— start of EXTRACTED MATERIAL —

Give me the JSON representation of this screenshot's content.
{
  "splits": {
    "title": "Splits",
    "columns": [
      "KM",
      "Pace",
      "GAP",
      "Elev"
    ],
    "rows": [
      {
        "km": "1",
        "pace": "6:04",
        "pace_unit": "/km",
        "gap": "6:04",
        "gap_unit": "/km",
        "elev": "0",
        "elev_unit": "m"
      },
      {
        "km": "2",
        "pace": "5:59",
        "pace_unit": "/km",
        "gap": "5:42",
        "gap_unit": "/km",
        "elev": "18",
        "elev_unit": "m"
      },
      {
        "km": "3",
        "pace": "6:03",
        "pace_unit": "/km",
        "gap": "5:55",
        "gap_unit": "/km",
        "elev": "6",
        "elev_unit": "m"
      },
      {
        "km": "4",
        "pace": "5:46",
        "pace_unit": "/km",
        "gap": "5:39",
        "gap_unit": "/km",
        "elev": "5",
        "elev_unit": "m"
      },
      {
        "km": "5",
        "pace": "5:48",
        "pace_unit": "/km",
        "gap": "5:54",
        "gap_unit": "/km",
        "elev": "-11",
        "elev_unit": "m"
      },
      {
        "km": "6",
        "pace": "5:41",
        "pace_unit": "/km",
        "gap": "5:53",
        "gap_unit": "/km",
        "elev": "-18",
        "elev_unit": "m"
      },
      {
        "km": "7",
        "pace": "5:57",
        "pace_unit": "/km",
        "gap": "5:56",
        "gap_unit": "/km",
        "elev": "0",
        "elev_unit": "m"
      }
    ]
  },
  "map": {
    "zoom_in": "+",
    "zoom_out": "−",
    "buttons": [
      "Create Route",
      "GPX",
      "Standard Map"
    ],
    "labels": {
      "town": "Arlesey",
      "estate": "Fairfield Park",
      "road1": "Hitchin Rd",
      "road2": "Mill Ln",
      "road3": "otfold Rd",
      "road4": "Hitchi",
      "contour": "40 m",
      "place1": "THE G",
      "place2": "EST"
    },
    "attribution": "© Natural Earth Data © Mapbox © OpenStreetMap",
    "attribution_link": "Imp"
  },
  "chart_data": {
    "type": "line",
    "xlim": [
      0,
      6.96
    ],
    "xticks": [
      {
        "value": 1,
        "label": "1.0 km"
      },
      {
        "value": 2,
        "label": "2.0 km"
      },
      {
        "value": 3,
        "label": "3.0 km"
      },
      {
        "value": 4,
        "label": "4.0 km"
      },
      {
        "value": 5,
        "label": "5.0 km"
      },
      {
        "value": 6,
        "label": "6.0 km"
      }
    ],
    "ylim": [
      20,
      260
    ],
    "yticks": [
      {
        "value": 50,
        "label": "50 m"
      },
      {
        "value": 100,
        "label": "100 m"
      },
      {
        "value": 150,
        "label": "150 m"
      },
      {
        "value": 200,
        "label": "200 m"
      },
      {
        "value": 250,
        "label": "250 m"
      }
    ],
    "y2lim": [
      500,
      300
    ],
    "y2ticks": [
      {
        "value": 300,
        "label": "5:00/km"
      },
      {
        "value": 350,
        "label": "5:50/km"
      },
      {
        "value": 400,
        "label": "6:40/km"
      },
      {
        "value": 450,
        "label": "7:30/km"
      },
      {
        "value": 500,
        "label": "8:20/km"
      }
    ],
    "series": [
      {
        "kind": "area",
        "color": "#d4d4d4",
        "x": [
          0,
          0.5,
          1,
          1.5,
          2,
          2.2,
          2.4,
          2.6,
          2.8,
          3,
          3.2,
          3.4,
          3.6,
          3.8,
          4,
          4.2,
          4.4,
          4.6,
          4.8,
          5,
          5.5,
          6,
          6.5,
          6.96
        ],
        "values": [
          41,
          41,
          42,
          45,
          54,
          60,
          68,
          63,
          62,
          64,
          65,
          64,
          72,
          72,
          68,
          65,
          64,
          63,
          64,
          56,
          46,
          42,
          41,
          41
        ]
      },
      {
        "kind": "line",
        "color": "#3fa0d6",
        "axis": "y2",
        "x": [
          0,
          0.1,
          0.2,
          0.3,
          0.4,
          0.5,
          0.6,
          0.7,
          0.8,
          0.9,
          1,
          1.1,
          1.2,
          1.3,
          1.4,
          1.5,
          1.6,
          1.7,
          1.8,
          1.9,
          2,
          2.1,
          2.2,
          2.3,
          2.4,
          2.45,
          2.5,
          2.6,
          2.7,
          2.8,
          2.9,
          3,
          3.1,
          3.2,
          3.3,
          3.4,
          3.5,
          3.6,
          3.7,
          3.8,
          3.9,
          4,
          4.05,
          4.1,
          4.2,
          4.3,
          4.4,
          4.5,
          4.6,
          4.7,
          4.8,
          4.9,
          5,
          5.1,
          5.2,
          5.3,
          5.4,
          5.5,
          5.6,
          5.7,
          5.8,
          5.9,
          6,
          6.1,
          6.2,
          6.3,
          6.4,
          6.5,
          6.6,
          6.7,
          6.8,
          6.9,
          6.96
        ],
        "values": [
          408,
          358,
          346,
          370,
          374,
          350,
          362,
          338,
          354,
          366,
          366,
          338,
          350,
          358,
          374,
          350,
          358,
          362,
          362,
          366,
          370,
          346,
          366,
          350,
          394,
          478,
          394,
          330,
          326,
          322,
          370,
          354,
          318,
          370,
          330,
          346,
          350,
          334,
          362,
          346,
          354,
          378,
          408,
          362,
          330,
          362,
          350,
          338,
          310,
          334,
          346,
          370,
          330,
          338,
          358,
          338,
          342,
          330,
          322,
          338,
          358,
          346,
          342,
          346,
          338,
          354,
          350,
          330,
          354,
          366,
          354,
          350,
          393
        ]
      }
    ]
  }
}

— end of EXTRACTED MATERIAL —

§ THE PROBLEM
Above are the records; copy all of them exactly.

§ RESPONSE FOR THIS EXERCISE
Give me the JSON representation of this screenshot's content.
{
  "splits": {
    "title": "Splits",
    "columns": [
      "KM",
      "Pace",
      "GAP",
      "Elev"
    ],
    "rows": [
      {
        "km": "1",
        "pace": "6:04",
        "pace_unit": "/km",
        "gap": "6:04",
        "gap_unit": "/km",
        "elev": "0",
        "elev_unit": "m"
      },
      {
        "km": "2",
        "pace": "5:59",
        "pace_unit": "/km",
        "gap": "5:42",
        "gap_unit": "/km",
        "elev": "18",
        "elev_unit": "m"
      },
      {
        "km": "3",
        "pace": "6:03",
        "pace_unit": "/km",
        "gap": "5:55",
        "gap_unit": "/km",
        "elev": "6",
        "elev_unit": "m"
      },
      {
        "km": "4",
        "pace": "5:46",
        "pace_unit": "/km",
        "gap": "5:39",
        "gap_unit": "/km",
        "elev": "5",
        "elev_unit": "m"
      },
      {
        "km": "5",
        "pace": "5:48",
        "pace_unit": "/km",
        "gap": "5:54",
        "gap_unit": "/km",
        "elev": "-11",
        "elev_unit": "m"
      },
      {
        "km": "6",
        "pace": "5:41",
        "pace_unit": "/km",
        "gap": "5:53",
        "gap_unit": "/km",
        "elev": "-18",
        "elev_unit": "m"
      },
      {
        "km": "7",
        "pace": "5:57",
        "pace_unit": "/km",
        "gap": "5:56",
        "gap_unit": "/km",
        "elev": "0",
        "elev_unit": "m"
      }
    ]
  },
  "map": {
    "zoom_in": "+",
    "zoom_out": "−",
    "buttons": [
      "Create Route",
      "GPX",
      "Standard Map"
    ],
    "labels": {
      "town": "Arlesey",
      "estate": "Fairfield Park",
      "road1": "Hitchin Rd",
      "road2": "Mill Ln",
      "road3": "otfold Rd",
      "road4": "Hitchi",
      "contour": "40 m",
      "place1": "THE G",
      "place2": "EST"
    },
    "attribution": "© Natural Earth Data © Mapbox © OpenStreetMap",
    "attribution_link": "Imp"
  },
  "chart_data": {
    "type": "line",
    "xlim": [
      0,
      6.96
    ],
    "xticks": [
      {
        "value": 1,
        "label": "1.0 km"
      },
      {
        "value": 2,
        "label": "2.0 km"
      },
      {
        "value": 3,
        "label": "3.0 km"
      },
      {
        "value": 4,
        "label": "4.0 km"
      },
      {
        "value": 5,
        "label": "5.0 km"
      },
      {
        "value": 6,
        "label": "6.0 km"
      }
    ],
    "ylim": [
      20,
      260
    ],
    "yticks": [
      {
        "value": 50,
        "label": "50 m"
      },
      {
        "value": 100,
        "label": "100 m"
      },
      {
        "value": 150,
        "label": "150 m"
      },
      {
        "value": 200,
        "label": "200 m"
      },
      {
        "value": 250,
        "label": "250 m"
      }
    ],
    "y2lim": [
      500,
      300
    ],
    "y2ticks": [
      {
        "value": 300,
        "label": "5:00/km"
      },
      {
        "value": 350,
        "label": "5:50/km"
      },
      {
        "value": 400,
        "label": "6:40/km"
      },
      {
        "value": 450,
        "label": "7:30/km"
      },
      {
        "value": 500,
        "label": "8:20/km"
      }
    ],
    "series": [
      {
        "kind": "area",
        "color": "#d4d4d4",
        "x": [
          0,
          0.5,
          1,
          1.5,
          2,
          2.2,
          2.4,
          2.6,
          2.8,
          3,
          3.2,
          3.4,
          3.6,
          3.8,
          4,
          4.2,
          4.4,
          4.6,
          4.8,
          5,
          5.5,
          6,
          6.5,
          6.96
        ],
        "values": [
          41,
          41,
          42,
          45,
          54,
          60,
          68,
          63,
          62,
          64,
          65,
          64,
          72,
          72,
          68,
          65,
          64,
          63,
          64,
          56,
          46,
          42,
          41,
          41
        ]
      },
      {
        "kind": "line",
        "color": "#3fa0d6",
        "axis": "y2",
        "x": [
          0,
          0.1,
          0.2,
          0.3,
          0.4,
          0.5,
          0.6,
          0.7,
          0.8,
          0.9,
          1,
          1.1,
          1.2,
          1.3,
          1.4,
          1.5,
          1.6,
          1.7,
          1.8,
          1.9,
          2,
          2.1,
          2.2,
          2.3,
          2.4,
          2.45,
          2.5,
          2.6,
          2.7,
          2.8,
          2.9,
          3,
          3.1,
          3.2,
          3.3,
          3.4,
          3.5,
          3.6,
          3.7,
          3.8,
          3.9,
          4,
          4.05,
          4.1,
          4.2,
          4.3,
          4.4,
          4.5,
          4.6,
          4.7,
          4.8,
          4.9,
          5,
          5.1,
          5.2,
          5.3,
          5.4,
          5.5,
          5.6,
          5.7,
          5.8,
          5.9,
          6,
          6.1,
          6.2,
          6.3,
          6.4,
          6.5,
          6.6,
          6.7,
          6.8,
          6.9,
          6.96
        ],
        "values": [
          408,
          358,
          346,
          370,
          374,
          350,
          362,
          338,
          354,
          366,
          366,
          338,
          350,
          358,
          374,
          350,
          358,
          362,
          362,
          366,
          370,
          346,
          366,
          350,
          394,
          478,
          394,
          330,
          326,
          322,
          370,
          354,
          318,
          370,
          330,
          346,
          350,
          334,
          362,
          346,
          354,
          378,
          408,
          362,
          330,
          362,
          350,
          338,
          310,
          334,
          346,
          370,
          330,
          338,
          358,
          338,
          342,
          330,
          322,
          338,
          358,
          346,
          342,
          346,
          338,
          354,
          350,
          330,
          354,
          366,
          354,
          350,
          393
        ]
      }
    ]
  }
}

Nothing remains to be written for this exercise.